>> BEGIN DATASET CONTENT
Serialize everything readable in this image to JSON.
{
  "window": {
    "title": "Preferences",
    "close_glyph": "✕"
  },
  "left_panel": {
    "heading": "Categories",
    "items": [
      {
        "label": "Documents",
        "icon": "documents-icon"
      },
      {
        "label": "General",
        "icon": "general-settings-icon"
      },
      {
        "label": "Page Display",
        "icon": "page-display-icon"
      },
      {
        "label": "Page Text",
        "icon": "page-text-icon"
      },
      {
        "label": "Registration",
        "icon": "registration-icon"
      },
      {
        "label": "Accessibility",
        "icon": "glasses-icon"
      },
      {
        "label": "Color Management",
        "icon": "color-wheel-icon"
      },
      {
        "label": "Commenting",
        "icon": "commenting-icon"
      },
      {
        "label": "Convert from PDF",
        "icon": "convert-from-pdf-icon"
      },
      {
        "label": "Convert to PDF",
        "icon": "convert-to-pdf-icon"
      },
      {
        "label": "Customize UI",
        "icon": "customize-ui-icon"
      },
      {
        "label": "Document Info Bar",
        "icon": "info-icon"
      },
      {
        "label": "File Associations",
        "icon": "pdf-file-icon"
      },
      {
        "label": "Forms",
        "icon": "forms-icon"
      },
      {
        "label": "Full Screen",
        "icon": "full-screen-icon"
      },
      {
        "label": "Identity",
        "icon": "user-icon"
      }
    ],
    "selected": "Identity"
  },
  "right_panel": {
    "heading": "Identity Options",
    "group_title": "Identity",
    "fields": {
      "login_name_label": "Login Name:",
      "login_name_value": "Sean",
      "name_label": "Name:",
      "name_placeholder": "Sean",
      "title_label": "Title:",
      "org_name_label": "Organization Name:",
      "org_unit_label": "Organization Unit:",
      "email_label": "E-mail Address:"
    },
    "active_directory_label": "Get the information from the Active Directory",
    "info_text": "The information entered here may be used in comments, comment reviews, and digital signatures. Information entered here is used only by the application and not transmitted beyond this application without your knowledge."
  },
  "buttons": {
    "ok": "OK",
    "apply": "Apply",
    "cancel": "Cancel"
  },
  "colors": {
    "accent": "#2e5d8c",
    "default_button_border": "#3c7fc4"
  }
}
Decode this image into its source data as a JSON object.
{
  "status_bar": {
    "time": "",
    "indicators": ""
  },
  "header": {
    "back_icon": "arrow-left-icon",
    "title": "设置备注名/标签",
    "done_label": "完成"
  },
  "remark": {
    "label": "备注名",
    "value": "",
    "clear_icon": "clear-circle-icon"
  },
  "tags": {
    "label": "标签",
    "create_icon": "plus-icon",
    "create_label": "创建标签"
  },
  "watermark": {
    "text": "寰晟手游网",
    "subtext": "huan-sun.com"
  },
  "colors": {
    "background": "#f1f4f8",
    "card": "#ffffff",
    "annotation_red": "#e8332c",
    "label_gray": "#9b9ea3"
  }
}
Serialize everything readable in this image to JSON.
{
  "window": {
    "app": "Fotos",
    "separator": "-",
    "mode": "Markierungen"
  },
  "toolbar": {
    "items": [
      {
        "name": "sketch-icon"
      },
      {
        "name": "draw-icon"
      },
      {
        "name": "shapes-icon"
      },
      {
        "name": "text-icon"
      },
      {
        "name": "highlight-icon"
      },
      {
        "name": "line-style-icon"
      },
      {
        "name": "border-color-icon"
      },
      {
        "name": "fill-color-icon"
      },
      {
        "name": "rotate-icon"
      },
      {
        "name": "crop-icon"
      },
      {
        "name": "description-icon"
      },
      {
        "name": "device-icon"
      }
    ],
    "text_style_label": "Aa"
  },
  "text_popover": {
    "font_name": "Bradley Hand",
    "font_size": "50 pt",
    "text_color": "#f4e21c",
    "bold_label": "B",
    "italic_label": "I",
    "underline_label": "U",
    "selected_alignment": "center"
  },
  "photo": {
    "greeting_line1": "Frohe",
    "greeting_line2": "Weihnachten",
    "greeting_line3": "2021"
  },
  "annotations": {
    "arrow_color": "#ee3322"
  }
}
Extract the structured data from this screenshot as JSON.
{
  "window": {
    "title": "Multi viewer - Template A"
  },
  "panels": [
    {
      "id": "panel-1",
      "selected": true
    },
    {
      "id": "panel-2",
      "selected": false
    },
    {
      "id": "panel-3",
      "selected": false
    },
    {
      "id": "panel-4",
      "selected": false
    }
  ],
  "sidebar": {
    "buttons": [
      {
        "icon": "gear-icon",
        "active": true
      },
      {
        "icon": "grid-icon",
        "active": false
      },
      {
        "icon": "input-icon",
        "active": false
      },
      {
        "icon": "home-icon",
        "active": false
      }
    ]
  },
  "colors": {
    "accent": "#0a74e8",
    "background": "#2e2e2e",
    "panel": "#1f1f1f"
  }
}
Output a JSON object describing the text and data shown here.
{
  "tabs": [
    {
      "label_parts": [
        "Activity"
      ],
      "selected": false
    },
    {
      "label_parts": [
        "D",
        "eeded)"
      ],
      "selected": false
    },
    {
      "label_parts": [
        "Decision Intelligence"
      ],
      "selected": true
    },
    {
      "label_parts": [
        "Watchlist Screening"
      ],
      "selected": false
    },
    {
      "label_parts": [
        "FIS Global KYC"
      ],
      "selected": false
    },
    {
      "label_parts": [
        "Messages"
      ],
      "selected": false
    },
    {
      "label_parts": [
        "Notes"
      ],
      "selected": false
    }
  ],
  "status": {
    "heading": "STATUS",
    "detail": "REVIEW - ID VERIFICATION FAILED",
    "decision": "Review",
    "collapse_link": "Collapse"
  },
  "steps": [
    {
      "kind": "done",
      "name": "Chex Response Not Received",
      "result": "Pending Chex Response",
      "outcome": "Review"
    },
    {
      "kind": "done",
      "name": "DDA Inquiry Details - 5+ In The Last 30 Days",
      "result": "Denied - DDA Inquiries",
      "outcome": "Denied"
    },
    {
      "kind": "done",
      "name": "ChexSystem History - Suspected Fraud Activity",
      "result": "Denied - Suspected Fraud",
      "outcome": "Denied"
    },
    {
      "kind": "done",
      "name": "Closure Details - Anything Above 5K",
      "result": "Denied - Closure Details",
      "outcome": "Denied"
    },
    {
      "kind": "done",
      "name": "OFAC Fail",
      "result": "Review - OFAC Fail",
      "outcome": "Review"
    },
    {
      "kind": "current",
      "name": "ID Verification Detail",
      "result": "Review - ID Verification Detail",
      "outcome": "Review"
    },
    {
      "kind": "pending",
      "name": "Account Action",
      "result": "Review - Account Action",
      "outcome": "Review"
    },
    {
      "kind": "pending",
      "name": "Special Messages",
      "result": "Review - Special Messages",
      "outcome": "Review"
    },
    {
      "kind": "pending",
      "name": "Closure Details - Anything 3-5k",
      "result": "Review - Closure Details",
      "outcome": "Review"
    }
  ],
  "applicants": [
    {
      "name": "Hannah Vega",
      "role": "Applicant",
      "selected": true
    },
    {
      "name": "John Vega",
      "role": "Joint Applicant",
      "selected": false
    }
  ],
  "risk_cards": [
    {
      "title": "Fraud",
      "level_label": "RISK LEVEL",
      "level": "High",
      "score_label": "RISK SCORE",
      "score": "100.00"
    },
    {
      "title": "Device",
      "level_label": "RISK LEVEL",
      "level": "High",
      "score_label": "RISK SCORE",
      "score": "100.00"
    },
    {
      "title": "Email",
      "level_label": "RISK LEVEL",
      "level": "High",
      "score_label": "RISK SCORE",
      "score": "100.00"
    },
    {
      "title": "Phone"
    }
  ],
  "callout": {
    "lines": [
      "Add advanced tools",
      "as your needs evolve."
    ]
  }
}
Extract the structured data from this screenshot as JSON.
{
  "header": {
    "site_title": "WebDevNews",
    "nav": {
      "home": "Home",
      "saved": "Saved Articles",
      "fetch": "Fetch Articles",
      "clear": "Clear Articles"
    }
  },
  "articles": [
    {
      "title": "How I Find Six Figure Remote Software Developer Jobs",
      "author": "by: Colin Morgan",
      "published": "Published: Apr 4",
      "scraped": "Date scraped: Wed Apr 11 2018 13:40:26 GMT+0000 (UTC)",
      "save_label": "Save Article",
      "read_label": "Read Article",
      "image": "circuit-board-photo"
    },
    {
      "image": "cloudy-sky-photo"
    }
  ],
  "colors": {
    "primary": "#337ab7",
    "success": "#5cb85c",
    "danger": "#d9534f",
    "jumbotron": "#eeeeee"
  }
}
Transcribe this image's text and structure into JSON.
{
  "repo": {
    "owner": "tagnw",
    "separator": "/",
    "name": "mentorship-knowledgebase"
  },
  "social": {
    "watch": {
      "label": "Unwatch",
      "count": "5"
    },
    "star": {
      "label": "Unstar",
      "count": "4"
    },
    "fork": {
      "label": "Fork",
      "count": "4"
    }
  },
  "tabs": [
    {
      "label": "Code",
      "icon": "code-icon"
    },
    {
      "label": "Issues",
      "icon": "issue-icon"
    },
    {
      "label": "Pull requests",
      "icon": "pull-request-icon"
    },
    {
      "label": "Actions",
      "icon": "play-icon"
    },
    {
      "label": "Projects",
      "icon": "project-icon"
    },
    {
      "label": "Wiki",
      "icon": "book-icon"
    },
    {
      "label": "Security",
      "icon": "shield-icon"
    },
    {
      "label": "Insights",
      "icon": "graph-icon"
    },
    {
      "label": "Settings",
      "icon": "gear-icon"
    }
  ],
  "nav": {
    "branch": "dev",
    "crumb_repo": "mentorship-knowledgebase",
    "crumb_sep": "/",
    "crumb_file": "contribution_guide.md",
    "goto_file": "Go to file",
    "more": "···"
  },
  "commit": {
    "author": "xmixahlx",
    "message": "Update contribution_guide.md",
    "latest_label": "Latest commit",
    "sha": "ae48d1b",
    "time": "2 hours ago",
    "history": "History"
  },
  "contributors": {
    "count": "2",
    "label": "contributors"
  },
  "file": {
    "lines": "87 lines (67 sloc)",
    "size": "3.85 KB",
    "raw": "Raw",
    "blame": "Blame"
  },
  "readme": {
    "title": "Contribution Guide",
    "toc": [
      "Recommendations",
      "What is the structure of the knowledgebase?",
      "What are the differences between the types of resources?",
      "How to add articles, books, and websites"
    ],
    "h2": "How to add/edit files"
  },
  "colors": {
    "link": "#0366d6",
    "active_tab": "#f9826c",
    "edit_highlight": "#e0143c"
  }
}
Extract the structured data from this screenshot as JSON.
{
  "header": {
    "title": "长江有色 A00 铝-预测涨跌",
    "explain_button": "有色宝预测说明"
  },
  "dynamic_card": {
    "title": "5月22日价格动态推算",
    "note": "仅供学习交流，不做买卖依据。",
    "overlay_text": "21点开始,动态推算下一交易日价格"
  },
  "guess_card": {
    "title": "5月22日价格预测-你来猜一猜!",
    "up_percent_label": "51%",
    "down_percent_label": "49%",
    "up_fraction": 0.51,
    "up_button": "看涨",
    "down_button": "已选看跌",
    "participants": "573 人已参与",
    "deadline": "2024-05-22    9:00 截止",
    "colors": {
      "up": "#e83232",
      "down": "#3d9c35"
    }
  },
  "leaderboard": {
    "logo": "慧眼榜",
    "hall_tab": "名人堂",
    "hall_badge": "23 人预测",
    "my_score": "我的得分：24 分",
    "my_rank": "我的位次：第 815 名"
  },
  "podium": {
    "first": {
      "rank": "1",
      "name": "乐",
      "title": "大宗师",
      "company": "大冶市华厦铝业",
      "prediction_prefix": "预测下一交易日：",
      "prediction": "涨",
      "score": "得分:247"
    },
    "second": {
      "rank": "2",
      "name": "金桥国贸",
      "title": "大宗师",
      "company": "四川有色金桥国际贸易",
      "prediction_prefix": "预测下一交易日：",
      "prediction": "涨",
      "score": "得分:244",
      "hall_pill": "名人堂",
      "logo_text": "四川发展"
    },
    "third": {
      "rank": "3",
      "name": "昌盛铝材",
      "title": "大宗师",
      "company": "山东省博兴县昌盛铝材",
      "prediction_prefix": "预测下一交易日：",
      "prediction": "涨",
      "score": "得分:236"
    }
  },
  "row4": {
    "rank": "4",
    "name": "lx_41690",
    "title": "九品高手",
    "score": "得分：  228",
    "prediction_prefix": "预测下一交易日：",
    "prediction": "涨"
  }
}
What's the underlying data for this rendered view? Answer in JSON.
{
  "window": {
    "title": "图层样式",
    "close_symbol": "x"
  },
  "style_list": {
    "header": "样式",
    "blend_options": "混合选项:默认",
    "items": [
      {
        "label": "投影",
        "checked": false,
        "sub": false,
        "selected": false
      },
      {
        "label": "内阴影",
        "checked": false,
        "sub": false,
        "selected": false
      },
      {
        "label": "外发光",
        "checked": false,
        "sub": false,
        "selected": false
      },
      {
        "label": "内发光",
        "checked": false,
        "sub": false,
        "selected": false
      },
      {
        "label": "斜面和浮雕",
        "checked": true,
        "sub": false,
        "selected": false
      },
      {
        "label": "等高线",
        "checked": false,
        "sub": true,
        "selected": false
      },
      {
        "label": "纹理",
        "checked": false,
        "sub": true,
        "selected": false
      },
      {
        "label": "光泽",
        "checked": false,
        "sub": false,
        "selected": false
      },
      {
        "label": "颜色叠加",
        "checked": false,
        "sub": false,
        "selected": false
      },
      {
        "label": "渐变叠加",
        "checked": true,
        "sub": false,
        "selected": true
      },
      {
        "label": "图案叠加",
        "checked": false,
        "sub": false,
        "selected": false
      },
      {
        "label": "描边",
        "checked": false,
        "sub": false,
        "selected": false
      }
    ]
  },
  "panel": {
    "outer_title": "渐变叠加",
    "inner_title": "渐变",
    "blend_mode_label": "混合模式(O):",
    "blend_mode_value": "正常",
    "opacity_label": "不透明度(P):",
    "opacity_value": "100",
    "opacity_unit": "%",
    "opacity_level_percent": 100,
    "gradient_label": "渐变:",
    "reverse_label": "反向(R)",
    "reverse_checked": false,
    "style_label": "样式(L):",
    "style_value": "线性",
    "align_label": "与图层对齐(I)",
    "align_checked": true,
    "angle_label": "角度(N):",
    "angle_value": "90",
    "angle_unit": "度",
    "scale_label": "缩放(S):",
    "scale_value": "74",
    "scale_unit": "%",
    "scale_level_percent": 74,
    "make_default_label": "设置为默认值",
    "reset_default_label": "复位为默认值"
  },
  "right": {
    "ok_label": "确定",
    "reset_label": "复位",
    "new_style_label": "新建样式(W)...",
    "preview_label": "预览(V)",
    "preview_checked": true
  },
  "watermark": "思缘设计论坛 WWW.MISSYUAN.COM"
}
>> END DATASET CONTENT
SHORT PROBLEM
Filter the listing for the word "result" and copy every line that holds it.

SOLUTION FOR THIS EXERCISE
      "result": "Pending Chex Response",
      "result": "Denied - DDA Inquiries",
      "result": "Denied - Suspected Fraud",
      "result": "Denied - Closure Details",
      "result": "Review - OFAC Fail",
      "result": "Review - ID Verification Detail",
      "result": "Review - Account Action",
      "result": "Review - Special Messages",
      "result": "Review - Closure Details",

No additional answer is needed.